**Task prompt:**
From the entries below, gather every line containing the string "next".

**Provided data:**
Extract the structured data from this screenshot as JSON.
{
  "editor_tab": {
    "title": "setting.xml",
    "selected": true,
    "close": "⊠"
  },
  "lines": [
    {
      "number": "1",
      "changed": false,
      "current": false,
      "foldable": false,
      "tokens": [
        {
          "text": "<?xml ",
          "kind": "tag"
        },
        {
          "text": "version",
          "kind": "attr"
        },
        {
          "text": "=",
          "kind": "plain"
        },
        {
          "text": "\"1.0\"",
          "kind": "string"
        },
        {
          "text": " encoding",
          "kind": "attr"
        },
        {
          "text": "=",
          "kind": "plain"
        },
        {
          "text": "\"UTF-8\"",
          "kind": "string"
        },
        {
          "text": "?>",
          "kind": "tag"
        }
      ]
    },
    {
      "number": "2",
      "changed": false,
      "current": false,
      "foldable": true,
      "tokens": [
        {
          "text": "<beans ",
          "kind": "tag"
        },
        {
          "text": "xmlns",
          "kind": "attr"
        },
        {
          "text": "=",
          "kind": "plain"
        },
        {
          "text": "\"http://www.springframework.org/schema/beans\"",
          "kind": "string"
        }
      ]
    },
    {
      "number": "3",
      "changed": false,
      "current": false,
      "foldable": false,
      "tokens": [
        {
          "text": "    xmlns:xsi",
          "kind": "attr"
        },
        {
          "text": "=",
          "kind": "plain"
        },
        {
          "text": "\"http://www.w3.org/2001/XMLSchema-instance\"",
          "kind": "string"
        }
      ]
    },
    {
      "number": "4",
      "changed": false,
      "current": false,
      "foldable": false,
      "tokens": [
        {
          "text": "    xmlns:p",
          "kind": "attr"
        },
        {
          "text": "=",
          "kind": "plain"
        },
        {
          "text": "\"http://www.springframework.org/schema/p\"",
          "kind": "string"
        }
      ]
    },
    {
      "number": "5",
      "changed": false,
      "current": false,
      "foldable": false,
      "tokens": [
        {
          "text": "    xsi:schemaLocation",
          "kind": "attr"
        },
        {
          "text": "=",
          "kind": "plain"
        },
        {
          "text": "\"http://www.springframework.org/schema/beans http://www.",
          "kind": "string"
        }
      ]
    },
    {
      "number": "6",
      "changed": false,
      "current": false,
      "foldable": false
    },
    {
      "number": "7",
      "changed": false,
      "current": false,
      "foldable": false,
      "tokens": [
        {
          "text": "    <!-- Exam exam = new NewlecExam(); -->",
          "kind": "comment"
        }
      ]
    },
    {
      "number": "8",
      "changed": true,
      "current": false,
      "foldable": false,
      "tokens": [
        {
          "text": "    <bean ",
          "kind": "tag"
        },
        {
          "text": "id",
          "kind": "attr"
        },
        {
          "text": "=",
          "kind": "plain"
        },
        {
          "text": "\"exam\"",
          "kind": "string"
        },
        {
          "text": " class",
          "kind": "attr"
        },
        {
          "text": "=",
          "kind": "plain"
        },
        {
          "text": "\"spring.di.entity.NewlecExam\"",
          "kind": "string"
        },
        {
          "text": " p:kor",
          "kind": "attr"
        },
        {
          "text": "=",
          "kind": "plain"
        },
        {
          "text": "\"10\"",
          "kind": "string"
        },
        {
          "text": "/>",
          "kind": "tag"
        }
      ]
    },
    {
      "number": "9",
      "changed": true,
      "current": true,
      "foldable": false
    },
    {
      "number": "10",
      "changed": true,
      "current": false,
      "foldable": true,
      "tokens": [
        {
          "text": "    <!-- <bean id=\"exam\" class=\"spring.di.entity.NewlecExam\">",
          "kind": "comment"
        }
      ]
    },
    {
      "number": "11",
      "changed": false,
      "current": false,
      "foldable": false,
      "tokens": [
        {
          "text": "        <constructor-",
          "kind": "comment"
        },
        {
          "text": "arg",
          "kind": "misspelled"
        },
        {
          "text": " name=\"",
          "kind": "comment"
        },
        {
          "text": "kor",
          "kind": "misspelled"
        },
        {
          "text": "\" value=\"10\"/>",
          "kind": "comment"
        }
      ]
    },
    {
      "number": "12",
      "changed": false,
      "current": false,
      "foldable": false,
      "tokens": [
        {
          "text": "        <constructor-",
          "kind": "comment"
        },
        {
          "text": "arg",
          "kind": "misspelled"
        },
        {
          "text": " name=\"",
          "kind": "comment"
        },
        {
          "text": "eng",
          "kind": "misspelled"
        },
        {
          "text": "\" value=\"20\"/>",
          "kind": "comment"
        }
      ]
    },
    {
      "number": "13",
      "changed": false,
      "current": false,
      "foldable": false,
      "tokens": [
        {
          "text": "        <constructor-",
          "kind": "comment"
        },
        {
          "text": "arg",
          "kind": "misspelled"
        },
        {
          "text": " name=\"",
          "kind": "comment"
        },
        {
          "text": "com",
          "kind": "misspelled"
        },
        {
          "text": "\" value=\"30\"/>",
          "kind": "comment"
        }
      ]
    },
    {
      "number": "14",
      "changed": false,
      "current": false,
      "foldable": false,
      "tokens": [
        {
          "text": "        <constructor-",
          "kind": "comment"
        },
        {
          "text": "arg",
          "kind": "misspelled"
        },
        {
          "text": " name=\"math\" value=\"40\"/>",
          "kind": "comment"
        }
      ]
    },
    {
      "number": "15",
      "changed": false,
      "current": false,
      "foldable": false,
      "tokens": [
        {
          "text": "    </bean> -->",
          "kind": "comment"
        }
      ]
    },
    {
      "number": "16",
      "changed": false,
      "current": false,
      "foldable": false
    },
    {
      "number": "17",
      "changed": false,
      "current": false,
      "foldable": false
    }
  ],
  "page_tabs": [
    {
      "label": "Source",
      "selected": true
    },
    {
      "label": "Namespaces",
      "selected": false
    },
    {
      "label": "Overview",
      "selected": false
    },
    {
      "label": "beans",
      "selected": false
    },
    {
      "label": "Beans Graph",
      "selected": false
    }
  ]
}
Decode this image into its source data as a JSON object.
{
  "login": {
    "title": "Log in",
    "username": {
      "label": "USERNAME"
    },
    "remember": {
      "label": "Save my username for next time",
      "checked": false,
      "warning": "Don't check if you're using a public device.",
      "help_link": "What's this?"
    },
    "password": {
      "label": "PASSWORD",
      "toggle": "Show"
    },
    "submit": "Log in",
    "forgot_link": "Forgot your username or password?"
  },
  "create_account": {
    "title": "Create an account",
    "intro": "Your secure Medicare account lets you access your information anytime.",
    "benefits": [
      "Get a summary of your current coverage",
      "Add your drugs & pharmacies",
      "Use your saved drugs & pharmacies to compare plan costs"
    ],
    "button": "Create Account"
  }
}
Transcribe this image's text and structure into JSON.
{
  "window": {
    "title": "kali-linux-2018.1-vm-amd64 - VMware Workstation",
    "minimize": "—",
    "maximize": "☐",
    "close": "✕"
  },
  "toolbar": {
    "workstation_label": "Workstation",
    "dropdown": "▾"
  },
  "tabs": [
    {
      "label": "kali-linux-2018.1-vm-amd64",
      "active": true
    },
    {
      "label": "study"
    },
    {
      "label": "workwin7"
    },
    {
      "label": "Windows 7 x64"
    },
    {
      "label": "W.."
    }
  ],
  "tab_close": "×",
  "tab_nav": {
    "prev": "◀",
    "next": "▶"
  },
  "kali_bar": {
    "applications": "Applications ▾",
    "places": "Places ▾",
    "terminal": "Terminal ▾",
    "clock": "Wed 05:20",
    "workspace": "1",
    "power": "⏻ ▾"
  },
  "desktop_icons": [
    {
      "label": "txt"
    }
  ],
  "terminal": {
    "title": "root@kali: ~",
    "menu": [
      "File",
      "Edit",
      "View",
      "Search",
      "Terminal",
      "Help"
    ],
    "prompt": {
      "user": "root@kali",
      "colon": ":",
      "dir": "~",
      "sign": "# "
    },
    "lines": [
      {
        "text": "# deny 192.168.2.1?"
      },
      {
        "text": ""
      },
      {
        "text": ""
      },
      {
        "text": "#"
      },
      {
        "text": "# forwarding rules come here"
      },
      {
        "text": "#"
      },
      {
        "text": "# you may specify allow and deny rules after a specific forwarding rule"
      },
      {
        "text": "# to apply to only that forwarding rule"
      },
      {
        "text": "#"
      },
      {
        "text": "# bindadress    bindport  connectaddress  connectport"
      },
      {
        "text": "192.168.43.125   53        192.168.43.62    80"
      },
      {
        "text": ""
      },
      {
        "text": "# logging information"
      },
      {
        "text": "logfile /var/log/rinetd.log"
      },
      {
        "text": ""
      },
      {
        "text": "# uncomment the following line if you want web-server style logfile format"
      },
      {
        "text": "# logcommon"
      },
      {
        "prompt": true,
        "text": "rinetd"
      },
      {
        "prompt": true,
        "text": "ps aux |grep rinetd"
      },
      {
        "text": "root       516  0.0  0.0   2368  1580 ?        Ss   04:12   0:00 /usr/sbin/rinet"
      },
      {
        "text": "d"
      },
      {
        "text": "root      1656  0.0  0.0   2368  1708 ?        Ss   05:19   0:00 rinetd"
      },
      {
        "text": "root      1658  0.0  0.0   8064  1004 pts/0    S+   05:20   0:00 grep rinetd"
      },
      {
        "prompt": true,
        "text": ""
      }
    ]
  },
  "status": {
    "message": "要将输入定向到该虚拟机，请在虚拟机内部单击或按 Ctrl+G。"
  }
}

**Result:**
      "label": "Save my username for next time",
    "next": "▶"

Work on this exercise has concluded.